**Short problem**
Extract each record and reproduce it exactly.
----------------
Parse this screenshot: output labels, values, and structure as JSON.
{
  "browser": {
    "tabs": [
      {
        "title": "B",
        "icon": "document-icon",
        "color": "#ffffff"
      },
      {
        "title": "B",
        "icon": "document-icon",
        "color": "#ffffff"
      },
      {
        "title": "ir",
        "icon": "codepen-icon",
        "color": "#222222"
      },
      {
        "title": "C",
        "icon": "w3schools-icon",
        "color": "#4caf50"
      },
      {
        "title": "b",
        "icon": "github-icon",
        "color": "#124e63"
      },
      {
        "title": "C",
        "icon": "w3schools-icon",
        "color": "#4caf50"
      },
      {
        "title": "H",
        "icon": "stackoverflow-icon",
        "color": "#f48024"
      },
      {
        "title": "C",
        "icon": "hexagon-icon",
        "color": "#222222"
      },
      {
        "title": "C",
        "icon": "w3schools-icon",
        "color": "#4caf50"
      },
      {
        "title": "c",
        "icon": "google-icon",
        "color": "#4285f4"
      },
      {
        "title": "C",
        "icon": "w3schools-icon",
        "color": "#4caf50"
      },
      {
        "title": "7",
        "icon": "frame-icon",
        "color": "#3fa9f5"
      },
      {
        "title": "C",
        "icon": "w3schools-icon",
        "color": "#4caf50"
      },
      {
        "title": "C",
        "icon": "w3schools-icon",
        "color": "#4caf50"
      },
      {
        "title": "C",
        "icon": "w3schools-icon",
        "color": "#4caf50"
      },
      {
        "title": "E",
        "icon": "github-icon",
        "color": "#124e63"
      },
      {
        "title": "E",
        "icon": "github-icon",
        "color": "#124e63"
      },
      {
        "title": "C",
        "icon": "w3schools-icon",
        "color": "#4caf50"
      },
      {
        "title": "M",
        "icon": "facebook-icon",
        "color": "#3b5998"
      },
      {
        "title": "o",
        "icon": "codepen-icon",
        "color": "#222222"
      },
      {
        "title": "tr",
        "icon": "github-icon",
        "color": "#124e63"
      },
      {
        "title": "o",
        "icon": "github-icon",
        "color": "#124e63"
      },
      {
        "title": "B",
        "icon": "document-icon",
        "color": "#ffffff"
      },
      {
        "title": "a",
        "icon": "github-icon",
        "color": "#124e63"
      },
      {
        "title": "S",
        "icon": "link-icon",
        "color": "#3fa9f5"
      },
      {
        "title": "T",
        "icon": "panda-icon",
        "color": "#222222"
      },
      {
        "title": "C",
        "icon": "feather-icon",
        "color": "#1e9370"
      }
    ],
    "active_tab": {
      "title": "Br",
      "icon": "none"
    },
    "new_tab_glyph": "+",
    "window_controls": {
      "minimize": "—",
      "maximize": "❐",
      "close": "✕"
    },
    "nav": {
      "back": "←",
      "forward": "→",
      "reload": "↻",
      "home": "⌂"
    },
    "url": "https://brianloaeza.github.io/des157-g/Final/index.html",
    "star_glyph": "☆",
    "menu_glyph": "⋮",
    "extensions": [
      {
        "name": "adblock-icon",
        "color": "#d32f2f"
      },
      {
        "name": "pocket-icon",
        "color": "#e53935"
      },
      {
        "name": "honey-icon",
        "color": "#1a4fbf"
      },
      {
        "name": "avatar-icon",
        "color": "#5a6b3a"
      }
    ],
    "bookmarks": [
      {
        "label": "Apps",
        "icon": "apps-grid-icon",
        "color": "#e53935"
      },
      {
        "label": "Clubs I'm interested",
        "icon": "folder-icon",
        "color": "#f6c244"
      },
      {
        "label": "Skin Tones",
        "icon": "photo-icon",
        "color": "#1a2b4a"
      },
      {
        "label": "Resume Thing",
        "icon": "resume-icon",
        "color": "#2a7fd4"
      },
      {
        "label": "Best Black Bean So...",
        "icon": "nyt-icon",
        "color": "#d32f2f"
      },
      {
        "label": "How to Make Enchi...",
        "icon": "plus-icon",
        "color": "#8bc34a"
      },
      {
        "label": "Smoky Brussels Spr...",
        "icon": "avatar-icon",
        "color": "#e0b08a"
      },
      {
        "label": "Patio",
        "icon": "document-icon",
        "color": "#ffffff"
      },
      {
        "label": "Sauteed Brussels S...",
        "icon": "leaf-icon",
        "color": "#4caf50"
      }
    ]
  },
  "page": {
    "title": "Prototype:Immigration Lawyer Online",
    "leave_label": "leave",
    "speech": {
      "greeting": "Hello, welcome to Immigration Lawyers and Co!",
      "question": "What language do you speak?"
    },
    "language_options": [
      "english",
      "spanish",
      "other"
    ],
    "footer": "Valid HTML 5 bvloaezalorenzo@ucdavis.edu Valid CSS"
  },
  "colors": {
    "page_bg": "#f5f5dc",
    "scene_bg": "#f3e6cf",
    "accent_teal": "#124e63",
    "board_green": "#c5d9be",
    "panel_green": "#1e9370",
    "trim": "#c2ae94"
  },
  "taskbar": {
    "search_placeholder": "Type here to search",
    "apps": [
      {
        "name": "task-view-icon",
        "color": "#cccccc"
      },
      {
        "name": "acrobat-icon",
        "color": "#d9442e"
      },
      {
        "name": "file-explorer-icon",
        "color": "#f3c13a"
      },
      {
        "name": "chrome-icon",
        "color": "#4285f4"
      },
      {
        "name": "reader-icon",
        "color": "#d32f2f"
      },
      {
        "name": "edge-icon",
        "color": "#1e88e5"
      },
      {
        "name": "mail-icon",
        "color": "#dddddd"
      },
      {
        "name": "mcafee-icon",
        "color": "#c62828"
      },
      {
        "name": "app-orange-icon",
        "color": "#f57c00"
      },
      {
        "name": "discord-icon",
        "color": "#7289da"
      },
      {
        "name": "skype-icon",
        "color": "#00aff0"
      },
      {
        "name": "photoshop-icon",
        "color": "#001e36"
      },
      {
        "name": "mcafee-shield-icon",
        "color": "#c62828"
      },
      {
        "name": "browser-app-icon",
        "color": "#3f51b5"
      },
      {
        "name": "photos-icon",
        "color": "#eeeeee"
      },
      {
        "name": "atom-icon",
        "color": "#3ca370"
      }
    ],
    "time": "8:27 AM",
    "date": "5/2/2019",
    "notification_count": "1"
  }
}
----------------
**Result of this exercise**
Parse this screenshot: output labels, values, and structure as JSON.
{
  "browser": {
    "tabs": [
      {
        "title": "B",
        "icon": "document-icon",
        "color": "#ffffff"
      },
      {
        "title": "B",
        "icon": "document-icon",
        "color": "#ffffff"
      },
      {
        "title": "ir",
        "icon": "codepen-icon",
        "color": "#222222"
      },
      {
        "title": "C",
        "icon": "w3schools-icon",
        "color": "#4caf50"
      },
      {
        "title": "b",
        "icon": "github-icon",
        "color": "#124e63"
      },
      {
        "title": "C",
        "icon": "w3schools-icon",
        "color": "#4caf50"
      },
      {
        "title": "H",
        "icon": "stackoverflow-icon",
        "color": "#f48024"
      },
      {
        "title": "C",
        "icon": "hexagon-icon",
        "color": "#222222"
      },
      {
        "title": "C",
        "icon": "w3schools-icon",
        "color": "#4caf50"
      },
      {
        "title": "c",
        "icon": "google-icon",
        "color": "#4285f4"
      },
      {
        "title": "C",
        "icon": "w3schools-icon",
        "color": "#4caf50"
      },
      {
        "title": "7",
        "icon": "frame-icon",
        "color": "#3fa9f5"
      },
      {
        "title": "C",
        "icon": "w3schools-icon",
        "color": "#4caf50"
      },
      {
        "title": "C",
        "icon": "w3schools-icon",
        "color": "#4caf50"
      },
      {
        "title": "C",
        "icon": "w3schools-icon",
        "color": "#4caf50"
      },
      {
        "title": "E",
        "icon": "github-icon",
        "color": "#124e63"
      },
      {
        "title": "E",
        "icon": "github-icon",
        "color": "#124e63"
      },
      {
        "title": "C",
        "icon": "w3schools-icon",
        "color": "#4caf50"
      },
      {
        "title": "M",
        "icon": "facebook-icon",
        "color": "#3b5998"
      },
      {
        "title": "o",
        "icon": "codepen-icon",
        "color": "#222222"
      },
      {
        "title": "tr",
        "icon": "github-icon",
        "color": "#124e63"
      },
      {
        "title": "o",
        "icon": "github-icon",
        "color": "#124e63"
      },
      {
        "title": "B",
        "icon": "document-icon",
        "color": "#ffffff"
      },
      {
        "title": "a",
        "icon": "github-icon",
        "color": "#124e63"
      },
      {
        "title": "S",
        "icon": "link-icon",
        "color": "#3fa9f5"
      },
      {
        "title": "T",
        "icon": "panda-icon",
        "color": "#222222"
      },
      {
        "title": "C",
        "icon": "feather-icon",
        "color": "#1e9370"
      }
    ],
    "active_tab": {
      "title": "Br",
      "icon": "none"
    },
    "new_tab_glyph": "+",
    "window_controls": {
      "minimize": "—",
      "maximize": "❐",
      "close": "✕"
    },
    "nav": {
      "back": "←",
      "forward": "→",
      "reload": "↻",
      "home": "⌂"
    },
    "url": "https://brianloaeza.github.io/des157-g/Final/index.html",
    "star_glyph": "☆",
    "menu_glyph": "⋮",
    "extensions": [
      {
        "name": "adblock-icon",
        "color": "#d32f2f"
      },
      {
        "name": "pocket-icon",
        "color": "#e53935"
      },
      {
        "name": "honey-icon",
        "color": "#1a4fbf"
      },
      {
        "name": "avatar-icon",
        "color": "#5a6b3a"
      }
    ],
    "bookmarks": [
      {
        "label": "Apps",
        "icon": "apps-grid-icon",
        "color": "#e53935"
      },
      {
        "label": "Clubs I'm interested",
        "icon": "folder-icon",
        "color": "#f6c244"
      },
      {
        "label": "Skin Tones",
        "icon": "photo-icon",
        "color": "#1a2b4a"
      },
      {
        "label": "Resume Thing",
        "icon": "resume-icon",
        "color": "#2a7fd4"
      },
      {
        "label": "Best Black Bean So...",
        "icon": "nyt-icon",
        "color": "#d32f2f"
      },
      {
        "label": "How to Make Enchi...",
        "icon": "plus-icon",
        "color": "#8bc34a"
      },
      {
        "label": "Smoky Brussels Spr...",
        "icon": "avatar-icon",
        "color": "#e0b08a"
      },
      {
        "label": "Patio",
        "icon": "document-icon",
        "color": "#ffffff"
      },
      {
        "label": "Sauteed Brussels S...",
        "icon": "leaf-icon",
        "color": "#4caf50"
      }
    ]
  },
  "page": {
    "title": "Prototype:Immigration Lawyer Online",
    "leave_label": "leave",
    "speech": {
      "greeting": "Hello, welcome to Immigration Lawyers and Co!",
      "question": "What language do you speak?"
    },
    "language_options": [
      "english",
      "spanish",
      "other"
    ],
    "footer": "Valid HTML 5 bvloaezalorenzo@ucdavis.edu Valid CSS"
  },
  "colors": {
    "page_bg": "#f5f5dc",
    "scene_bg": "#f3e6cf",
    "accent_teal": "#124e63",
    "board_green": "#c5d9be",
    "panel_green": "#1e9370",
    "trim": "#c2ae94"
  },
  "taskbar": {
    "search_placeholder": "Type here to search",
    "apps": [
      {
        "name": "task-view-icon",
        "color": "#cccccc"
      },
      {
        "name": "acrobat-icon",
        "color": "#d9442e"
      },
      {
        "name": "file-explorer-icon",
        "color": "#f3c13a"
      },
      {
        "name": "chrome-icon",
        "color": "#4285f4"
      },
      {
        "name": "reader-icon",
        "color": "#d32f2f"
      },
      {
        "name": "edge-icon",
        "color": "#1e88e5"
      },
      {
        "name": "mail-icon",
        "color": "#dddddd"
      },
      {
        "name": "mcafee-icon",
        "color": "#c62828"
      },
      {
        "name": "app-orange-icon",
        "color": "#f57c00"
      },
      {
        "name": "discord-icon",
        "color": "#7289da"
      },
      {
        "name": "skype-icon",
        "color": "#00aff0"
      },
      {
        "name": "photoshop-icon",
        "color": "#001e36"
      },
      {
        "name": "mcafee-shield-icon",
        "color": "#c62828"
      },
      {
        "name": "browser-app-icon",
        "color": "#3f51b5"
      },
      {
        "name": "photos-icon",
        "color": "#eeeeee"
      },
      {
        "name": "atom-icon",
        "color": "#3ca370"
      }
    ],
    "time": "8:27 AM",
    "date": "5/2/2019",
    "notification_count": "1"
  }
}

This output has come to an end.